Type the entries again, word for word.

##### Data supplied #####

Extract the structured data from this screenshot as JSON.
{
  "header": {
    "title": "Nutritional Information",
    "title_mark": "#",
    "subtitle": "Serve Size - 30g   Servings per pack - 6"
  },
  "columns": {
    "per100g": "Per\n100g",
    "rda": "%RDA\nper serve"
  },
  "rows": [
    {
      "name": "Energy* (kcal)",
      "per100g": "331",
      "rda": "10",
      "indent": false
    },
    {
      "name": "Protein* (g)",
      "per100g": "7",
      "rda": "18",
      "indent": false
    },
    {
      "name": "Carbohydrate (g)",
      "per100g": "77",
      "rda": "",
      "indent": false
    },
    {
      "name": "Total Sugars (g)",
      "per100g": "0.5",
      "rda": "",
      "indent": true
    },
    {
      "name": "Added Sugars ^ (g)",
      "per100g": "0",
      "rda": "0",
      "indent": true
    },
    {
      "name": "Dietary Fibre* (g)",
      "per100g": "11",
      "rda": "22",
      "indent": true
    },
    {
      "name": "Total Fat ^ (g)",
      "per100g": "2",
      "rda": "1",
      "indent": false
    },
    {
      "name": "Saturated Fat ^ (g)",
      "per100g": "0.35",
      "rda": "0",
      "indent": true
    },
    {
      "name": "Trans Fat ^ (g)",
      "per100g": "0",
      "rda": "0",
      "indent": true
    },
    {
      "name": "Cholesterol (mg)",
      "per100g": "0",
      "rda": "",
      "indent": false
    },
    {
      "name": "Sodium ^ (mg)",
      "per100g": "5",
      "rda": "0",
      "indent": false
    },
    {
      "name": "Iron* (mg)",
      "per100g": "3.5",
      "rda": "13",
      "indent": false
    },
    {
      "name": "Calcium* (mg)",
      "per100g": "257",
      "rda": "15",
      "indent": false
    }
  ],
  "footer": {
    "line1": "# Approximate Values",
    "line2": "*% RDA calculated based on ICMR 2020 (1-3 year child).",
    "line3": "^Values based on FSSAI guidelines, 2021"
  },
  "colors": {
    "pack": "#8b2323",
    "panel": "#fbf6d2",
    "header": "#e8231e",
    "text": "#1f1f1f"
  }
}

#####

Completed task:
Extract the structured data from this screenshot as JSON.
{
  "header": {
    "title": "Nutritional Information",
    "title_mark": "#",
    "subtitle": "Serve Size - 30g   Servings per pack - 6"
  },
  "columns": {
    "per100g": "Per\n100g",
    "rda": "%RDA\nper serve"
  },
  "rows": [
    {
      "name": "Energy* (kcal)",
      "per100g": "331",
      "rda": "10",
      "indent": false
    },
    {
      "name": "Protein* (g)",
      "per100g": "7",
      "rda": "18",
      "indent": false
    },
    {
      "name": "Carbohydrate (g)",
      "per100g": "77",
      "rda": "",
      "indent": false
    },
    {
      "name": "Total Sugars (g)",
      "per100g": "0.5",
      "rda": "",
      "indent": true
    },
    {
      "name": "Added Sugars ^ (g)",
      "per100g": "0",
      "rda": "0",
      "indent": true
    },
    {
      "name": "Dietary Fibre* (g)",
      "per100g": "11",
      "rda": "22",
      "indent": true
    },
    {
      "name": "Total Fat ^ (g)",
      "per100g": "2",
      "rda": "1",
      "indent": false
    },
    {
      "name": "Saturated Fat ^ (g)",
      "per100g": "0.35",
      "rda": "0",
      "indent": true
    },
    {
      "name": "Trans Fat ^ (g)",
      "per100g": "0",
      "rda": "0",
      "indent": true
    },
    {
      "name": "Cholesterol (mg)",
      "per100g": "0",
      "rda": "",
      "indent": false
    },
    {
      "name": "Sodium ^ (mg)",
      "per100g": "5",
      "rda": "0",
      "indent": false
    },
    {
      "name": "Iron* (mg)",
      "per100g": "3.5",
      "rda": "13",
      "indent": false
    },
    {
      "name": "Calcium* (mg)",
      "per100g": "257",
      "rda": "15",
      "indent": false
    }
  ],
  "footer": {
    "line1": "# Approximate Values",
    "line2": "*% RDA calculated based on ICMR 2020 (1-3 year child).",
    "line3": "^Values based on FSSAI guidelines, 2021"
  },
  "colors": {
    "pack": "#8b2323",
    "panel": "#fbf6d2",
    "header": "#e8231e",
    "text": "#1f1f1f"
  }
}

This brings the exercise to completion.